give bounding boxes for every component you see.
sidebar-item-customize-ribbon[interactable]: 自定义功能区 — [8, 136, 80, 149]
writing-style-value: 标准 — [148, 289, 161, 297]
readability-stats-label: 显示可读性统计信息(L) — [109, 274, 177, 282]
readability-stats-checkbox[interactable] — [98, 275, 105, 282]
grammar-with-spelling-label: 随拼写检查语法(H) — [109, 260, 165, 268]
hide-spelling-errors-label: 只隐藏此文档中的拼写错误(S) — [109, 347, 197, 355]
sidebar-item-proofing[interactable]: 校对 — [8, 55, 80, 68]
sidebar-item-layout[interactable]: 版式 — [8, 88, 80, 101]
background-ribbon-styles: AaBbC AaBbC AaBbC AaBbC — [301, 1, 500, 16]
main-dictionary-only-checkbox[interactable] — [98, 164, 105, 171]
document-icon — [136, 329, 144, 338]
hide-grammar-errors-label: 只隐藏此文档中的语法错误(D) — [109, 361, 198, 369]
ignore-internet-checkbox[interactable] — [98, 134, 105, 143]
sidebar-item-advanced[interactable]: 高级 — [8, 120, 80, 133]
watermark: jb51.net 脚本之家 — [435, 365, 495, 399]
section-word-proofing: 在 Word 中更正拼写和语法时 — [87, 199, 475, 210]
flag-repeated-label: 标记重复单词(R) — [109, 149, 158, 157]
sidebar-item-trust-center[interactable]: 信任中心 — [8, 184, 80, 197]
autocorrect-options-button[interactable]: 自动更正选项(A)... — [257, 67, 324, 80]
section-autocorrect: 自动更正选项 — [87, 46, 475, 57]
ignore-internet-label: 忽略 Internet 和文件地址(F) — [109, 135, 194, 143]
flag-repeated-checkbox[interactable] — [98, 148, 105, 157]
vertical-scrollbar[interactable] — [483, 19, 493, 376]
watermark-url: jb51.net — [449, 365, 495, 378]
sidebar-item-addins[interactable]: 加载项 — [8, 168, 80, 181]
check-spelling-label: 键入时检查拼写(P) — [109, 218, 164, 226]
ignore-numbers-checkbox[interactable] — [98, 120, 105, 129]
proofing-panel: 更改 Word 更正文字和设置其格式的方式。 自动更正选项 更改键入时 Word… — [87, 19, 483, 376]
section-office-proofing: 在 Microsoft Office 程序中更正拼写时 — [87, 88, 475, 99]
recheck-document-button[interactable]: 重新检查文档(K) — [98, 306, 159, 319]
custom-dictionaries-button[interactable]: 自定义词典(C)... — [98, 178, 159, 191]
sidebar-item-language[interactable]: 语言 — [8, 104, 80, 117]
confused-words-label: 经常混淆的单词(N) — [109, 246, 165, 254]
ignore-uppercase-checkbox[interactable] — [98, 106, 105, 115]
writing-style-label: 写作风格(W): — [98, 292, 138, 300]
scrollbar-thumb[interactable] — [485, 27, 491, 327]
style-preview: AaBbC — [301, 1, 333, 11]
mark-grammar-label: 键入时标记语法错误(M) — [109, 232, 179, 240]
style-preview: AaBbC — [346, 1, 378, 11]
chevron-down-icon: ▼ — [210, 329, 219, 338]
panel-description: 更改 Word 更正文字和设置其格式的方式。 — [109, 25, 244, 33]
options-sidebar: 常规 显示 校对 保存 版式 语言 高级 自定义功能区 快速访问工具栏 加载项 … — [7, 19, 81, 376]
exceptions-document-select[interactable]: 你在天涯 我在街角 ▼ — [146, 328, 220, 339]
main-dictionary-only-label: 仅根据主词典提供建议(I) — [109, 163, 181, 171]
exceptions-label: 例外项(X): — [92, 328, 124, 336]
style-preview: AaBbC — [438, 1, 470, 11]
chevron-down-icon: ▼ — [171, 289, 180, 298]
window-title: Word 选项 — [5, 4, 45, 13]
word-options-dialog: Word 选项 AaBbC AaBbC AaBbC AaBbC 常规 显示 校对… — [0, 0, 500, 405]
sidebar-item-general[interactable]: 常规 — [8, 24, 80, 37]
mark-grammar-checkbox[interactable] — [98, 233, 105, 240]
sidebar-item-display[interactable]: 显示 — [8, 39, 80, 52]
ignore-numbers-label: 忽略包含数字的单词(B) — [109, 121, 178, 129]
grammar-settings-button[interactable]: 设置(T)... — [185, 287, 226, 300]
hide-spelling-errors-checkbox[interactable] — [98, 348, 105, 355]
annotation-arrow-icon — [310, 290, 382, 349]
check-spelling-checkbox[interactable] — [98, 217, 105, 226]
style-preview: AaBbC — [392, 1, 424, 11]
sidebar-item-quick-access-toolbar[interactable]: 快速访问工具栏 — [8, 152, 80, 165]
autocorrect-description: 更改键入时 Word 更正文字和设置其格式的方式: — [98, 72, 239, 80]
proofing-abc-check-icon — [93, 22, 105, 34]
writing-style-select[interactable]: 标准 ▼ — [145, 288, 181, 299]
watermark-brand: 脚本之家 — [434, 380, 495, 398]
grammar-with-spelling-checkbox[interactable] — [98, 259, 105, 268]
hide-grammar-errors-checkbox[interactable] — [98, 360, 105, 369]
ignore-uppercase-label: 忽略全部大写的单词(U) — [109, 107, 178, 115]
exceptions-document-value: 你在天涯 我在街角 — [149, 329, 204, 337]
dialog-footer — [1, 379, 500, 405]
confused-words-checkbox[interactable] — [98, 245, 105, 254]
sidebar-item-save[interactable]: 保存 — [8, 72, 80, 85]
===
* [DIRECTION]: Copy every row above word for word, keeping each line in its original order.

* [OUTPUT FOR THIS EXERCISE]:
give bounding boxes for every component you see.
sidebar-item-customize-ribbon[interactable]: 自定义功能区 — [8, 136, 80, 149]
writing-style-value: 标准 — [148, 289, 161, 297]
readability-stats-label: 显示可读性统计信息(L) — [109, 274, 177, 282]
readability-stats-checkbox[interactable] — [98, 275, 105, 282]
grammar-with-spelling-label: 随拼写检查语法(H) — [109, 260, 165, 268]
hide-spelling-errors-label: 只隐藏此文档中的拼写错误(S) — [109, 347, 197, 355]
sidebar-item-proofing[interactable]: 校对 — [8, 55, 80, 68]
sidebar-item-layout[interactable]: 版式 — [8, 88, 80, 101]
background-ribbon-styles: AaBbC AaBbC AaBbC AaBbC — [301, 1, 500, 16]
main-dictionary-only-checkbox[interactable] — [98, 164, 105, 171]
document-icon — [136, 329, 144, 338]
hide-grammar-errors-label: 只隐藏此文档中的语法错误(D) — [109, 361, 198, 369]
ignore-internet-checkbox[interactable] — [98, 134, 105, 143]
sidebar-item-advanced[interactable]: 高级 — [8, 120, 80, 133]
watermark: jb51.net 脚本之家 — [435, 365, 495, 399]
section-word-proofing: 在 Word 中更正拼写和语法时 — [87, 199, 475, 210]
flag-repeated-label: 标记重复单词(R) — [109, 149, 158, 157]
sidebar-item-trust-center[interactable]: 信任中心 — [8, 184, 80, 197]
autocorrect-options-button[interactable]: 自动更正选项(A)... — [257, 67, 324, 80]
section-autocorrect: 自动更正选项 — [87, 46, 475, 57]
ignore-internet-label: 忽略 Internet 和文件地址(F) — [109, 135, 194, 143]
flag-repeated-checkbox[interactable] — [98, 148, 105, 157]
vertical-scrollbar[interactable] — [483, 19, 493, 376]
watermark-url: jb51.net — [449, 365, 495, 378]
sidebar-item-addins[interactable]: 加载项 — [8, 168, 80, 181]
check-spelling-label: 键入时检查拼写(P) — [109, 218, 164, 226]
ignore-numbers-checkbox[interactable] — [98, 120, 105, 129]
proofing-panel: 更改 Word 更正文字和设置其格式的方式。 自动更正选项 更改键入时 Word… — [87, 19, 483, 376]
section-office-proofing: 在 Microsoft Office 程序中更正拼写时 — [87, 88, 475, 99]
recheck-document-button[interactable]: 重新检查文档(K) — [98, 306, 159, 319]
custom-dictionaries-button[interactable]: 自定义词典(C)... — [98, 178, 159, 191]
sidebar-item-language[interactable]: 语言 — [8, 104, 80, 117]
confused-words-label: 经常混淆的单词(N) — [109, 246, 165, 254]
ignore-uppercase-checkbox[interactable] — [98, 106, 105, 115]
writing-style-label: 写作风格(W): — [98, 292, 138, 300]
scrollbar-thumb[interactable] — [485, 27, 491, 327]
style-preview: AaBbC — [301, 1, 333, 11]
mark-grammar-label: 键入时标记语法错误(M) — [109, 232, 179, 240]
style-preview: AaBbC — [346, 1, 378, 11]
chevron-down-icon: ▼ — [210, 329, 219, 338]
panel-description: 更改 Word 更正文字和设置其格式的方式。 — [109, 25, 244, 33]
options-sidebar: 常规 显示 校对 保存 版式 语言 高级 自定义功能区 快速访问工具栏 加载项 … — [7, 19, 81, 376]
exceptions-document-select[interactable]: 你在天涯 我在街角 ▼ — [146, 328, 220, 339]
main-dictionary-only-label: 仅根据主词典提供建议(I) — [109, 163, 181, 171]
exceptions-label: 例外项(X): — [92, 328, 124, 336]
style-preview: AaBbC — [438, 1, 470, 11]
chevron-down-icon: ▼ — [171, 289, 180, 298]
window-title: Word 选项 — [5, 4, 45, 13]
word-options-dialog: Word 选项 AaBbC AaBbC AaBbC AaBbC 常规 显示 校对… — [0, 0, 500, 405]
sidebar-item-general[interactable]: 常规 — [8, 24, 80, 37]
mark-grammar-checkbox[interactable] — [98, 233, 105, 240]
sidebar-item-display[interactable]: 显示 — [8, 39, 80, 52]
ignore-numbers-label: 忽略包含数字的单词(B) — [109, 121, 178, 129]
grammar-settings-button[interactable]: 设置(T)... — [185, 287, 226, 300]
hide-spelling-errors-checkbox[interactable] — [98, 348, 105, 355]
annotation-arrow-icon — [310, 290, 382, 349]
check-spelling-checkbox[interactable] — [98, 217, 105, 226]
style-preview: AaBbC — [392, 1, 424, 11]
sidebar-item-quick-access-toolbar[interactable]: 快速访问工具栏 — [8, 152, 80, 165]
autocorrect-description: 更改键入时 Word 更正文字和设置其格式的方式: — [98, 72, 239, 80]
proofing-abc-check-icon — [93, 22, 105, 34]
writing-style-select[interactable]: 标准 ▼ — [145, 288, 181, 299]
watermark-brand: 脚本之家 — [434, 380, 495, 398]
grammar-with-spelling-checkbox[interactable] — [98, 259, 105, 268]
hide-grammar-errors-checkbox[interactable] — [98, 360, 105, 369]
ignore-uppercase-label: 忽略全部大写的单词(U) — [109, 107, 178, 115]
exceptions-document-value: 你在天涯 我在街角 — [149, 329, 204, 337]
dialog-footer — [1, 379, 500, 405]
confused-words-checkbox[interactable] — [98, 245, 105, 254]
sidebar-item-save[interactable]: 保存 — [8, 72, 80, 85]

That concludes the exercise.